◆ Direction ◆
Report how many lines of the records below include the word "Plugins". Give nothing but the number.
· · ·
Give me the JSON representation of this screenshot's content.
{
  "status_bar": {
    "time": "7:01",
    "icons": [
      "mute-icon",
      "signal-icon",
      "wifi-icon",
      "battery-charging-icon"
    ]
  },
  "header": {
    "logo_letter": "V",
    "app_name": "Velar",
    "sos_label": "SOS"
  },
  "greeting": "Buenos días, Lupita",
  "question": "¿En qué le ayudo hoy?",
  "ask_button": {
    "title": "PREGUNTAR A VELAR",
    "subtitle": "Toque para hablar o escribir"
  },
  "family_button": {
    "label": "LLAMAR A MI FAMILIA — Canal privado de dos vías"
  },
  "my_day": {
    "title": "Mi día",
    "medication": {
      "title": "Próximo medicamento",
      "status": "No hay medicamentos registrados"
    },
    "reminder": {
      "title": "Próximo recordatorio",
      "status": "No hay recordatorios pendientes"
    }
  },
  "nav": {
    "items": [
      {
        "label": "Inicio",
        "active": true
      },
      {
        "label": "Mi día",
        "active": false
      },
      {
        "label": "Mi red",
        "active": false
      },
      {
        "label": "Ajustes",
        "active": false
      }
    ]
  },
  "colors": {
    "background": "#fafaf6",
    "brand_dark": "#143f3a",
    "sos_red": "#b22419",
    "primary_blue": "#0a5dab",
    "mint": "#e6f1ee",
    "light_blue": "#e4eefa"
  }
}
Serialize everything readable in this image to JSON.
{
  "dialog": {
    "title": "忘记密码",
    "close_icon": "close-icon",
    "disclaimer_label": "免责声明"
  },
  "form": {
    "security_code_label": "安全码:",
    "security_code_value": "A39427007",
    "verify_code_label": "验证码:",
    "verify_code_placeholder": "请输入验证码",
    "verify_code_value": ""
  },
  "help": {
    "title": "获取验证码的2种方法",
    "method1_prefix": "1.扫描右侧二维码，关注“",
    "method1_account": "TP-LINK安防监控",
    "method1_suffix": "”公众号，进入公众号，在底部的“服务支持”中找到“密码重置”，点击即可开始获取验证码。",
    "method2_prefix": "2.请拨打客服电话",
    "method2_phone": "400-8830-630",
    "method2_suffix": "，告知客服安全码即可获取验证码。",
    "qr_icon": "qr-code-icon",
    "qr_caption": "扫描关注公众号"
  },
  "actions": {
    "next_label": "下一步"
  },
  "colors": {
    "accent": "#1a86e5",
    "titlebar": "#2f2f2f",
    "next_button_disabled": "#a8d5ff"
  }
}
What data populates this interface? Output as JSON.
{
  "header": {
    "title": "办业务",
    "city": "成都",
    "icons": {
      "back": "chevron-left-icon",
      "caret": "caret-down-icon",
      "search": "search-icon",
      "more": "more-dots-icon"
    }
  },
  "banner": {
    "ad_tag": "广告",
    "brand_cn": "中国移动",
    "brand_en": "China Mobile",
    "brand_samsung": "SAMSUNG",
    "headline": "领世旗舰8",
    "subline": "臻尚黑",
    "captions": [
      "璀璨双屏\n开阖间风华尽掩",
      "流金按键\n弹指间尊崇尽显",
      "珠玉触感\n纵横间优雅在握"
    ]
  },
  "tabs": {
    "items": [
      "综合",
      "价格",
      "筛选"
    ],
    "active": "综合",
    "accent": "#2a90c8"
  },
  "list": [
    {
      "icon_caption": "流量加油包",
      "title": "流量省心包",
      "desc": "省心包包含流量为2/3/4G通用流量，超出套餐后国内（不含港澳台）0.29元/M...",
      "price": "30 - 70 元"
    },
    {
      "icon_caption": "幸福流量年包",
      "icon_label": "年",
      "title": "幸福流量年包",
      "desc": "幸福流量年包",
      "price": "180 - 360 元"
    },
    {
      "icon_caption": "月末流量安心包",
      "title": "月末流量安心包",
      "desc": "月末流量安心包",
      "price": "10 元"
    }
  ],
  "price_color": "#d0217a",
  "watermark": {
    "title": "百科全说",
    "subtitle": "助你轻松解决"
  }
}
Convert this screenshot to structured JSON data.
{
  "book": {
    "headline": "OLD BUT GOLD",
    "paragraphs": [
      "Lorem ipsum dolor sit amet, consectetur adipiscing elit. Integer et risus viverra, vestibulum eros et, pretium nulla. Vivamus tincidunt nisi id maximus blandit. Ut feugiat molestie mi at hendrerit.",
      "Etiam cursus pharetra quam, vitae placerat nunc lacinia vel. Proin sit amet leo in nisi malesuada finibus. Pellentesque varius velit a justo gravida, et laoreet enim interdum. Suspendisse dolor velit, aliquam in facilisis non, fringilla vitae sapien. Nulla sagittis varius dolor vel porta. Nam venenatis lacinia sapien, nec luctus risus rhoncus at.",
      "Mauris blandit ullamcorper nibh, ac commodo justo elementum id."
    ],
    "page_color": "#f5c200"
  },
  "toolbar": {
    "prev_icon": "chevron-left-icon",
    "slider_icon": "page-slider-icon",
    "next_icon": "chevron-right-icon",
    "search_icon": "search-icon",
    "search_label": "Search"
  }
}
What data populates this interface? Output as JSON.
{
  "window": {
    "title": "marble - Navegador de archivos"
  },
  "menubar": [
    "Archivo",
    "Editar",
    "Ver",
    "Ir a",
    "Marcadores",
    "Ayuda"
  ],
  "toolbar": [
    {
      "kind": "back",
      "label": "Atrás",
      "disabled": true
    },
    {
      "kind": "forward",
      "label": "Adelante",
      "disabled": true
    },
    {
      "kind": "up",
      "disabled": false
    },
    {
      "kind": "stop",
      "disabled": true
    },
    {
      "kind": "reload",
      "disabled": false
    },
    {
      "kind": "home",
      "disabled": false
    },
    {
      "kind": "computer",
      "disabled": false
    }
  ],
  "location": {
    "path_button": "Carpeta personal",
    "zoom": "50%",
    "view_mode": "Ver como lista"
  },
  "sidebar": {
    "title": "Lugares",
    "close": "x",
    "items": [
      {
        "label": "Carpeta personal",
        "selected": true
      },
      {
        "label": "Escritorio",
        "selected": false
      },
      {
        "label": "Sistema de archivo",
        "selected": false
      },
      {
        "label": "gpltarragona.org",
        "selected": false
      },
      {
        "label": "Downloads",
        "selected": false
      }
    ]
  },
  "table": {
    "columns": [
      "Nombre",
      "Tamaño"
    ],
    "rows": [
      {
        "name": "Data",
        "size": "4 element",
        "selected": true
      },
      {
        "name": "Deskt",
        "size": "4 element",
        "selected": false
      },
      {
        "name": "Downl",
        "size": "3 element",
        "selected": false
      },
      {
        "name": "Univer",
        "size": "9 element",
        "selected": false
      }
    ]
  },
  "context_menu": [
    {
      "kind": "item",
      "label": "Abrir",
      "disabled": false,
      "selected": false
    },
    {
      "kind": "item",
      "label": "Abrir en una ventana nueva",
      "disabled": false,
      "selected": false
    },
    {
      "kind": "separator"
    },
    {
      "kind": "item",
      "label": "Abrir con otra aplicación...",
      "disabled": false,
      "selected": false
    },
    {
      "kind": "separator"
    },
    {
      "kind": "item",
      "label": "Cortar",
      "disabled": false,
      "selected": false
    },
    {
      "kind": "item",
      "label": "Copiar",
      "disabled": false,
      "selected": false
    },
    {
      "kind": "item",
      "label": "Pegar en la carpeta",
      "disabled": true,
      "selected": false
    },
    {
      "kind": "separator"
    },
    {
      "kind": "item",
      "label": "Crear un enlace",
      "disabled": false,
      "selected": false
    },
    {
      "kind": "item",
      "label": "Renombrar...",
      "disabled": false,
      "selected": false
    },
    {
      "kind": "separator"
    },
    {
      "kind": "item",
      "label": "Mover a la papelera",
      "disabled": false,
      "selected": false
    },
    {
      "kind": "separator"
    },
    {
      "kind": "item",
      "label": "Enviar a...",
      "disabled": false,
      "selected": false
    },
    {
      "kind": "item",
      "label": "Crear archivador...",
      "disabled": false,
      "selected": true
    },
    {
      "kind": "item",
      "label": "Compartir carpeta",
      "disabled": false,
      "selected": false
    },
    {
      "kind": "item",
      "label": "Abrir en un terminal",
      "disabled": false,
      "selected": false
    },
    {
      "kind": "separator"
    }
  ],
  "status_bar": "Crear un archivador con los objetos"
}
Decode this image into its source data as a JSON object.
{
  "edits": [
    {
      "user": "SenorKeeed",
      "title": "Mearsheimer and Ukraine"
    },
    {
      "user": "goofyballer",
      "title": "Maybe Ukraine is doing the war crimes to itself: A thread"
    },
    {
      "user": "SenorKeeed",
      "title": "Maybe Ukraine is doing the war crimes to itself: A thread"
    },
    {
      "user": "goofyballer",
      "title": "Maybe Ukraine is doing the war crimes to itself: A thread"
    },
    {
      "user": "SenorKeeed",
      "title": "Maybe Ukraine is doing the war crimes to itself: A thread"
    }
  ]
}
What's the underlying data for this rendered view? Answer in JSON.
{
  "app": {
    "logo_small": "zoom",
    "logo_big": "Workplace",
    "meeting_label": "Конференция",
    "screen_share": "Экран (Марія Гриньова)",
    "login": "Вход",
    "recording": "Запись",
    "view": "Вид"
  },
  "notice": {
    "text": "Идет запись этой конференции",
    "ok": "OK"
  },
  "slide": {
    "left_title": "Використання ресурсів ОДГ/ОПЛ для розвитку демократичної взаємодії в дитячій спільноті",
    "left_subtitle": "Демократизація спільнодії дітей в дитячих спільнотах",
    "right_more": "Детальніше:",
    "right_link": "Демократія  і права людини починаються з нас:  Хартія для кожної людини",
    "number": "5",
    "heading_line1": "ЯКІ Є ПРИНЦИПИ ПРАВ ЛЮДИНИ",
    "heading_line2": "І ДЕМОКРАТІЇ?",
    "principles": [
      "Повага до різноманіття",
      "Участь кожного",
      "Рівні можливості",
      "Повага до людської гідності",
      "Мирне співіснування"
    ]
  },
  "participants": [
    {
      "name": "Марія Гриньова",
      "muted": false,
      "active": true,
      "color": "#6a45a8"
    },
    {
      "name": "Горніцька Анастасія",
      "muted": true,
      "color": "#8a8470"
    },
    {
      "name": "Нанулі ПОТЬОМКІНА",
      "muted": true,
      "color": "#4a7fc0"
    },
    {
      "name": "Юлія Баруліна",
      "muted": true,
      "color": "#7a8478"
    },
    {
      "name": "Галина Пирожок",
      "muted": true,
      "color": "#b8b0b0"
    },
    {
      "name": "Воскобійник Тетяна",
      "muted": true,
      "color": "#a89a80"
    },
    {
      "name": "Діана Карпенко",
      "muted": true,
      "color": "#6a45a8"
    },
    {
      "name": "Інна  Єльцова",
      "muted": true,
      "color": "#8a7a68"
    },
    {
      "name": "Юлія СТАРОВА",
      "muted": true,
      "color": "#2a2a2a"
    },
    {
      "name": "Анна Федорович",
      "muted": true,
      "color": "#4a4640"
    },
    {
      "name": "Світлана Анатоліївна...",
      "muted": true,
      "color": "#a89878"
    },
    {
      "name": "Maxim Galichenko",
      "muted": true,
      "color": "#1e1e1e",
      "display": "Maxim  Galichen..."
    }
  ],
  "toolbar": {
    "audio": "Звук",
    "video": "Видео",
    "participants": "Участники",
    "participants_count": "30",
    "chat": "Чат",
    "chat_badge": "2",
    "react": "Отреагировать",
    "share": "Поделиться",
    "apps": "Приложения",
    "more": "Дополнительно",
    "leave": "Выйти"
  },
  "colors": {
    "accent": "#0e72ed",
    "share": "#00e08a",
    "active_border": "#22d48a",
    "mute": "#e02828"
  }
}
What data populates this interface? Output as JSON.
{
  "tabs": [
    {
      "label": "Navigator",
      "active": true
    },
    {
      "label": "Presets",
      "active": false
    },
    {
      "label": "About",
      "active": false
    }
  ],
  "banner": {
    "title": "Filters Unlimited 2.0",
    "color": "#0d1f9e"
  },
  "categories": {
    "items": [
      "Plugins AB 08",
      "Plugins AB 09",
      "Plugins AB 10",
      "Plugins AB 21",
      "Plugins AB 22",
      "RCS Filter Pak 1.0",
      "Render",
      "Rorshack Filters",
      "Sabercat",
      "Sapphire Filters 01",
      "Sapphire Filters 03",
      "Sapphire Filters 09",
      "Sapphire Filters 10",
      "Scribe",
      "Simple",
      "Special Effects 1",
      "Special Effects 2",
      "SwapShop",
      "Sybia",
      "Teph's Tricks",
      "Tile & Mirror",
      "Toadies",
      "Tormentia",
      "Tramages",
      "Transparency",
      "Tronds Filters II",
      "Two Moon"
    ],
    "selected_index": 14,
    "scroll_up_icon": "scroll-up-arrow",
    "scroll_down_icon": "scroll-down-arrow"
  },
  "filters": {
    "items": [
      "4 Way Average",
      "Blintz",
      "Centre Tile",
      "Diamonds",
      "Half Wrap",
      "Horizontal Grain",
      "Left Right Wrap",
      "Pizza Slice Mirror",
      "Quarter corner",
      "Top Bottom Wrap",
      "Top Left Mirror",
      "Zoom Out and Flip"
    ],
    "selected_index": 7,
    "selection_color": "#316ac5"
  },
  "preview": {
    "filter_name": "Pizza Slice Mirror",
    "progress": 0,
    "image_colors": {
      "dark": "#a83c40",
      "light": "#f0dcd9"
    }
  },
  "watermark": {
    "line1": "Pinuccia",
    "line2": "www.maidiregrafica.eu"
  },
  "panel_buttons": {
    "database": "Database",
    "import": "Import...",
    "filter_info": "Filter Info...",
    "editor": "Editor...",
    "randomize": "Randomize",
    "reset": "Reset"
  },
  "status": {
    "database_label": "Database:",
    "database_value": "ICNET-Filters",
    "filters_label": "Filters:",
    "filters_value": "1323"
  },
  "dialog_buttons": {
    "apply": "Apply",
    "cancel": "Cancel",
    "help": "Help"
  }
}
· · ·
◆ Complete output ◆
5